# EXERCISE OBJECTIVE
Render the material again word for word, skipping the pictures in it.

[Stored records]

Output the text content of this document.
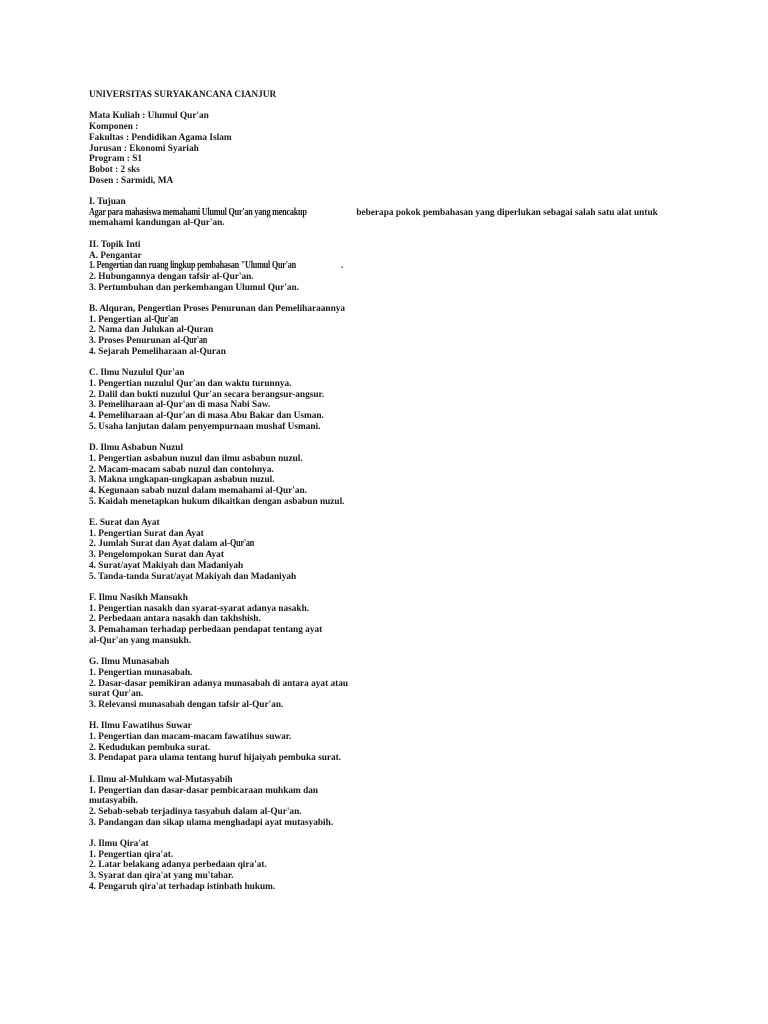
UNIVERSITAS SURYAKANCANA CIANJUR
Mata Kuliah : Ulumul Qur'an
Komponen :
Fakultas : Pendidikan Agama Islam
Jurusan : Ekonomi Syariah
Program : S1
Bobot : 2 sks
Dosen : Sarmidi, MA
I. Tujuan
Agar para mahasiswa memahami Ulumul Qur'an yang mencakup	beberapa pokok pembahasan yang diperlukan sebagai salah satu alat untuk
memahami kandungan al-Qur'an.
II. Topik Inti
A. Pengantar
1. Pengertian dan ruang lingkup pembahasan "Ulumul Qur'an	.
2. Hubungannya dengan tafsir al-Qur'an.
3. Pertumbuhan dan perkembangan Ulumul Qur'an.
B. Alquran, Pengertian Proses Penurunan dan Pemeliharaannya
1. Pengertian al-Qur'an
2. Nama dan Julukan al-Quran
3. Proses Penurunan al-Qur'an
4. Sejarah Pemeliharaan al-Quran
C. Ilmu Nuzulul Qur'an
1. Pengertian nuzulul Qur'an dan waktu turunnya.
2. Dalil dan bukti nuzulul Qur'an secara berangsur-angsur.
3. Pemeliharaan al-Qur'an di masa Nabi Saw.
4. Pemeliharaan al-Qur'an di masa Abu Bakar dan Usman.
5. Usaha lanjutan dalam penyempurnaan mushaf Usmani.
D. Ilmu Asbabun Nuzul
1. Pengertian asbabun nuzul dan ilmu asbabun nuzul.
2. Macam-macam sabab nuzul dan contohnya.
3. Makna ungkapan-ungkapan asbabun nuzul.
4. Kegunaan sabab nuzul dalam memahami al-Qur'an.
5. Kaidah menetapkan hukum dikaitkan dengan asbabun nuzul.
E. Surat dan Ayat
1. Pengertian Surat dan Ayat
2. Jumlah Surat dan Ayat dalam al-Qur'an
3. Pengelompokan Surat dan Ayat
4. Surat/ayat Makiyah dan Madaniyah
5. Tanda-tanda Surat/ayat Makiyah dan Madaniyah
F. Ilmu Nasikh Mansukh
1. Pengertian nasakh dan syarat-syarat adanya nasakh.
2. Perbedaan antara nasakh dan takhshish.
3. Pemahaman terhadap perbedaan pendapat tentang ayat
al-Qur'an yang mansukh.
G. Ilmu Munasabah
1. Pengertian munasabah.
2. Dasar-dasar pemikiran adanya munasabah di antara ayat atau
surat Qur'an.
3. Relevansi munasabah dengan tafsir al-Qur'an.
H. Ilmu Fawatihus Suwar
1. Pengertian dan macam-macam fawatihus suwar.
2. Kedudukan pembuka surat.
3. Pendapat para ulama tentang huruf hijaiyah pembuka surat.
I. Ilmu al-Muhkam wal-Mutasyabih
1. Pengertian dan dasar-dasar pembicaraan muhkam dan
mutasyabih.
2. Sebab-sebab terjadinya tasyabuh dalam al-Qur'an.
3. Pandangan dan sikap ulama menghadapi ayat mutasyabih.
J. Ilmu Qira'at
1. Pengertian qira'at.
2. Latar belakang adanya perbedaan qira'at.
3. Syarat dan qira'at yang mu'tabar.
4. Pengaruh qira'at terhadap istinbath hukum.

# CORRECT RESPONSE
Output the text content of this document.
UNIVERSITAS SURYAKANCANA CIANJUR
Mata Kuliah : Ulumul Qur'an
Komponen :
Fakultas : Pendidikan Agama Islam
Jurusan : Ekonomi Syariah
Program : S1
Bobot : 2 sks
Dosen : Sarmidi, MA
I. Tujuan
Agar para mahasiswa memahami Ulumul Qur'an yang mencakup	beberapa pokok pembahasan yang diperlukan sebagai salah satu alat untuk
memahami kandungan al-Qur'an.
II. Topik Inti
A. Pengantar
1. Pengertian dan ruang lingkup pembahasan "Ulumul Qur'an	.
2. Hubungannya dengan tafsir al-Qur'an.
3. Pertumbuhan dan perkembangan Ulumul Qur'an.
B. Alquran, Pengertian Proses Penurunan dan Pemeliharaannya
1. Pengertian al-Qur'an
2. Nama dan Julukan al-Quran
3. Proses Penurunan al-Qur'an
4. Sejarah Pemeliharaan al-Quran
C. Ilmu Nuzulul Qur'an
1. Pengertian nuzulul Qur'an dan waktu turunnya.
2. Dalil dan bukti nuzulul Qur'an secara berangsur-angsur.
3. Pemeliharaan al-Qur'an di masa Nabi Saw.
4. Pemeliharaan al-Qur'an di masa Abu Bakar dan Usman.
5. Usaha lanjutan dalam penyempurnaan mushaf Usmani.
D. Ilmu Asbabun Nuzul
1. Pengertian asbabun nuzul dan ilmu asbabun nuzul.
2. Macam-macam sabab nuzul dan contohnya.
3. Makna ungkapan-ungkapan asbabun nuzul.
4. Kegunaan sabab nuzul dalam memahami al-Qur'an.
5. Kaidah menetapkan hukum dikaitkan dengan asbabun nuzul.
E. Surat dan Ayat
1. Pengertian Surat dan Ayat
2. Jumlah Surat dan Ayat dalam al-Qur'an
3. Pengelompokan Surat dan Ayat
4. Surat/ayat Makiyah dan Madaniyah
5. Tanda-tanda Surat/ayat Makiyah dan Madaniyah
F. Ilmu Nasikh Mansukh
1. Pengertian nasakh dan syarat-syarat adanya nasakh.
2. Perbedaan antara nasakh dan takhshish.
3. Pemahaman terhadap perbedaan pendapat tentang ayat
al-Qur'an yang mansukh.
G. Ilmu Munasabah
1. Pengertian munasabah.
2. Dasar-dasar pemikiran adanya munasabah di antara ayat atau
surat Qur'an.
3. Relevansi munasabah dengan tafsir al-Qur'an.
H. Ilmu Fawatihus Suwar
1. Pengertian dan macam-macam fawatihus suwar.
2. Kedudukan pembuka surat.
3. Pendapat para ulama tentang huruf hijaiyah pembuka surat.
I. Ilmu al-Muhkam wal-Mutasyabih
1. Pengertian dan dasar-dasar pembicaraan muhkam dan
mutasyabih.
2. Sebab-sebab terjadinya tasyabuh dalam al-Qur'an.
3. Pandangan dan sikap ulama menghadapi ayat mutasyabih.
J. Ilmu Qira'at
1. Pengertian qira'at.
2. Latar belakang adanya perbedaan qira'at.
3. Syarat dan qira'at yang mu'tabar.
4. Pengaruh qira'at terhadap istinbath hukum.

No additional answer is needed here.